### WHAT TO WORK ON
Copy out all lines with the word "JSON" in them.

_____

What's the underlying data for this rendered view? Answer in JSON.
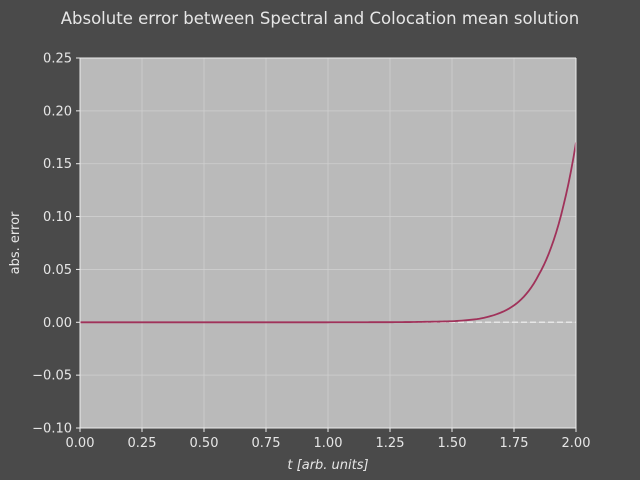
{
  "chart_data": {
    "type": "line",
    "title": "Absolute error between Spectral and Colocation mean solution",
    "xlabel_prefix": "t",
    "xlabel_units": "[arb. units]",
    "ylabel": "abs. error",
    "xlim": [
      0.0,
      2.0
    ],
    "ylim": [
      -0.1,
      0.25
    ],
    "x_ticks": [
      "0.00",
      "0.25",
      "0.50",
      "0.75",
      "1.00",
      "1.25",
      "1.50",
      "1.75",
      "2.00"
    ],
    "y_ticks": [
      "−0.10",
      "−0.05",
      "0.00",
      "0.05",
      "0.10",
      "0.15",
      "0.20",
      "0.25"
    ],
    "x_tick_values": [
      0.0,
      0.25,
      0.5,
      0.75,
      1.0,
      1.25,
      1.5,
      1.75,
      2.0
    ],
    "y_tick_values": [
      -0.1,
      -0.05,
      0.0,
      0.05,
      0.1,
      0.15,
      0.2,
      0.25
    ],
    "grid": true,
    "reference_line": {
      "y": 0.0,
      "style": "dashed",
      "color": "#e6e6e6"
    },
    "series": [
      {
        "color": "#a0325a",
        "x": [
          0.0,
          0.25,
          0.5,
          0.75,
          1.0,
          1.25,
          1.4,
          1.5,
          1.55,
          1.6,
          1.65,
          1.7,
          1.75,
          1.8,
          1.85,
          1.9,
          1.95,
          2.0
        ],
        "values": [
          0.0,
          0.0,
          0.0,
          0.0,
          0.0,
          0.0001,
          0.0005,
          0.001,
          0.0018,
          0.003,
          0.0055,
          0.0095,
          0.016,
          0.027,
          0.045,
          0.071,
          0.111,
          0.17
        ]
      }
    ],
    "colors": {
      "background": "#4a4a4a",
      "plot_area": "#bababa",
      "grid": "#cfcfcf",
      "text": "#e6e6e6"
    }
  }
}
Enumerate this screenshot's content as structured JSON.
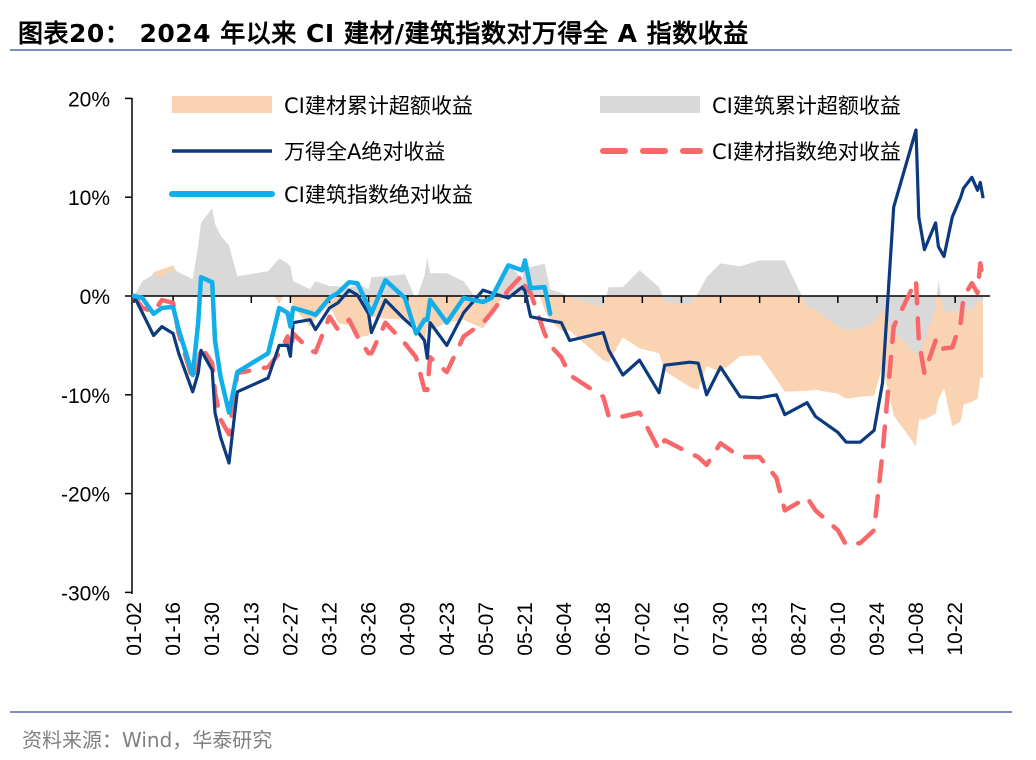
{
  "title": "图表20： 2024 年以来 CI 建材/建筑指数对万得全 A 指数收益",
  "source": "资料来源：Wind，华泰研究",
  "colors": {
    "materials_excess": "#FAD3B2",
    "construction_excess": "#D9D9D9",
    "wind_all_a": "#0B3A7E",
    "materials_index": "#F8686A",
    "construction_index": "#12AEEA"
  },
  "chart_data": {
    "type": "line",
    "title": "",
    "xlabel": "",
    "ylabel": "",
    "ylim": [
      -30,
      20
    ],
    "yticks": [
      "20%",
      "10%",
      "0%",
      "-10%",
      "-20%",
      "-30%"
    ],
    "ytick_values": [
      20,
      10,
      0,
      -10,
      -20,
      -30
    ],
    "xticks": [
      "01-02",
      "01-16",
      "01-30",
      "02-13",
      "02-27",
      "03-12",
      "03-26",
      "04-09",
      "04-23",
      "05-07",
      "05-21",
      "06-04",
      "06-18",
      "07-02",
      "07-16",
      "07-30",
      "08-13",
      "08-27",
      "09-10",
      "09-24",
      "10-08",
      "10-22"
    ],
    "x_unit": "date (2024, MM-DD)",
    "y_unit": "%",
    "grid": false,
    "legend_position": "top",
    "legend": [
      "CI建材累计超额收益",
      "CI建筑累计超额收益",
      "万得全A绝对收益",
      "CI建材指数绝对收益",
      "CI建筑指数绝对收益"
    ],
    "x": [
      "01-02",
      "01-05",
      "01-09",
      "01-12",
      "01-16",
      "01-18",
      "01-23",
      "01-25",
      "01-26",
      "01-30",
      "01-31",
      "02-02",
      "02-05",
      "02-08",
      "02-19",
      "02-23",
      "02-26",
      "02-27",
      "02-28",
      "03-05",
      "03-07",
      "03-12",
      "03-15",
      "03-19",
      "03-22",
      "03-26",
      "03-27",
      "04-01",
      "04-08",
      "04-12",
      "04-15",
      "04-16",
      "04-17",
      "04-23",
      "04-29",
      "05-06",
      "05-09",
      "05-15",
      "05-20",
      "05-21",
      "05-23",
      "05-28",
      "05-30",
      "06-03",
      "06-06",
      "06-18",
      "06-20",
      "06-25",
      "07-01",
      "07-08",
      "07-10",
      "07-19",
      "07-22",
      "07-25",
      "07-30",
      "08-06",
      "08-13",
      "08-19",
      "08-22",
      "08-30",
      "09-02",
      "09-10",
      "09-13",
      "09-18",
      "09-23",
      "09-26",
      "09-30",
      "10-08",
      "10-09",
      "10-11",
      "10-15",
      "10-16",
      "10-18",
      "10-21",
      "10-24",
      "10-25",
      "10-28",
      "10-30",
      "10-31",
      "11-01"
    ],
    "series": [
      {
        "name": "CI建材累计超额收益",
        "kind": "area",
        "values": [
          0,
          0.5,
          2.4,
          2.7,
          3.1,
          2.0,
          1.2,
          0.6,
          0.4,
          0.7,
          2.0,
          1.8,
          2.9,
          1.9,
          1.1,
          -0.8,
          0.9,
          0.3,
          -1.1,
          -3.1,
          -2.3,
          -0.9,
          -2.7,
          -3.0,
          -4.2,
          -4.0,
          -2.1,
          -2.3,
          -2.4,
          -2.8,
          -5.0,
          -3.2,
          -3.5,
          -2.7,
          -2.4,
          -3.3,
          -2.0,
          0.8,
          1.2,
          0.5,
          2.4,
          -1.4,
          -2.5,
          -3.5,
          -3.5,
          -6.5,
          -6.7,
          -4.2,
          -5.3,
          -5.8,
          -7.6,
          -9.2,
          -9.5,
          -7.1,
          -7.7,
          -6.1,
          -6.0,
          -8.4,
          -9.7,
          -9.6,
          -9.5,
          -9.9,
          -10.4,
          -10.2,
          -10.1,
          -7.1,
          -12.1,
          -15.2,
          -12.5,
          -12.5,
          -11.9,
          -10.5,
          -9.3,
          -13.2,
          -12.7,
          -11.0,
          -10.7,
          -10.4,
          -8.2,
          -8.3
        ]
      },
      {
        "name": "CI建筑累计超额收益",
        "kind": "area",
        "values": [
          0,
          1.5,
          2.2,
          1.9,
          2.7,
          2.4,
          1.7,
          5.1,
          7.4,
          8.9,
          7.3,
          6.1,
          5.1,
          2.0,
          2.5,
          3.8,
          3.3,
          3.0,
          1.5,
          0.7,
          1.5,
          1.0,
          1.0,
          0.8,
          1.2,
          0.7,
          1.9,
          2.0,
          2.2,
          -0.4,
          2.1,
          3.9,
          2.3,
          2.3,
          1.5,
          -1.2,
          -0.5,
          3.3,
          1.7,
          3.1,
          2.9,
          3.3,
          0.7,
          0.3,
          -0.1,
          -1.1,
          0.9,
          0.9,
          2.6,
          0.9,
          -0.6,
          -0.9,
          0.3,
          1.9,
          3.3,
          3.0,
          3.6,
          3.6,
          3.6,
          -1.1,
          -1.4,
          -3.1,
          -3.4,
          -3.3,
          -2.7,
          -1.4,
          -3.7,
          -5.8,
          -6.0,
          -4.5,
          -1.1,
          1.6,
          -1.7,
          -1.6,
          -1.4,
          -1.4,
          -1.4,
          -0.4,
          -0.5,
          -0.5
        ]
      },
      {
        "name": "万得全A绝对收益",
        "kind": "line",
        "values": [
          0,
          -1.7,
          -4.0,
          -3.1,
          -3.8,
          -5.8,
          -9.7,
          -7.8,
          -5.5,
          -7.5,
          -11.8,
          -14.3,
          -16.9,
          -9.7,
          -8.3,
          -5.0,
          -5.0,
          -6.1,
          -2.7,
          -2.4,
          -3.4,
          -1.2,
          -0.7,
          0.6,
          0.1,
          -1.8,
          -3.7,
          -0.4,
          -2.4,
          -3.4,
          -4.5,
          -6.3,
          -2.7,
          -5.0,
          -1.7,
          0.6,
          0.3,
          -0.2,
          0.9,
          0.5,
          -2.1,
          -2.4,
          -2.5,
          -2.7,
          -4.5,
          -3.7,
          -5.5,
          -8.0,
          -6.5,
          -9.8,
          -7.0,
          -6.7,
          -6.8,
          -10.0,
          -7.2,
          -10.2,
          -10.3,
          -10.0,
          -12.0,
          -10.8,
          -12.2,
          -13.8,
          -14.8,
          -14.8,
          -13.6,
          -8.8,
          9.0,
          16.8,
          8.0,
          4.7,
          7.4,
          5.0,
          4.0,
          8.0,
          10.0,
          10.9,
          12.0,
          10.7,
          11.5,
          9.9
        ]
      },
      {
        "name": "CI建材指数绝对收益",
        "kind": "dashed",
        "values": [
          0,
          -1.2,
          -1.6,
          -0.4,
          -0.7,
          -3.8,
          -8.5,
          -7.2,
          -5.1,
          -6.8,
          -9.8,
          -12.5,
          -14.0,
          -7.8,
          -7.2,
          -5.8,
          -4.1,
          -5.8,
          -3.8,
          -5.5,
          -5.7,
          -2.1,
          -3.4,
          -2.4,
          -4.1,
          -5.8,
          -5.8,
          -2.7,
          -4.8,
          -6.2,
          -9.5,
          -9.5,
          -6.2,
          -7.7,
          -4.1,
          -2.7,
          -1.7,
          0.6,
          2.1,
          1.0,
          0.3,
          -3.8,
          -5.0,
          -6.2,
          -8.0,
          -10.2,
          -12.2,
          -12.2,
          -11.8,
          -15.6,
          -14.6,
          -15.9,
          -16.3,
          -17.1,
          -14.9,
          -16.3,
          -16.3,
          -18.4,
          -21.7,
          -20.4,
          -21.7,
          -23.7,
          -25.2,
          -25.0,
          -23.7,
          -15.9,
          -3.1,
          1.6,
          -4.5,
          -7.8,
          -4.5,
          -5.5,
          -5.3,
          -5.2,
          -2.7,
          -0.1,
          1.3,
          0.3,
          3.3,
          1.6
        ]
      },
      {
        "name": "CI建筑指数绝对收益",
        "kind": "thick",
        "values": [
          0,
          -0.2,
          -1.8,
          -1.2,
          -1.1,
          -3.4,
          -8.0,
          -2.7,
          1.9,
          1.4,
          -4.5,
          -8.2,
          -11.8,
          -7.7,
          -5.8,
          -1.2,
          -1.7,
          -3.1,
          -1.2,
          -1.7,
          -1.9,
          -0.2,
          0.3,
          1.4,
          1.3,
          -1.1,
          -1.8,
          1.6,
          -0.2,
          -3.8,
          -2.4,
          -2.4,
          -0.4,
          -2.7,
          -0.2,
          -0.6,
          -0.2,
          3.1,
          2.6,
          3.6,
          0.8,
          0.9,
          -1.8,
          null,
          null,
          null,
          null,
          null,
          null,
          null,
          null,
          null,
          null,
          null,
          null,
          null,
          null,
          null,
          null,
          null,
          null,
          null,
          null,
          null,
          null,
          null,
          null,
          null,
          null,
          null,
          null,
          null,
          null,
          null,
          null,
          null,
          null,
          null,
          null,
          null
        ]
      }
    ]
  }
}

_____

### FINISHED ANSWER
What's the underlying data for this rendered view? Answer in JSON.
Enumerate this screenshot's content as structured JSON.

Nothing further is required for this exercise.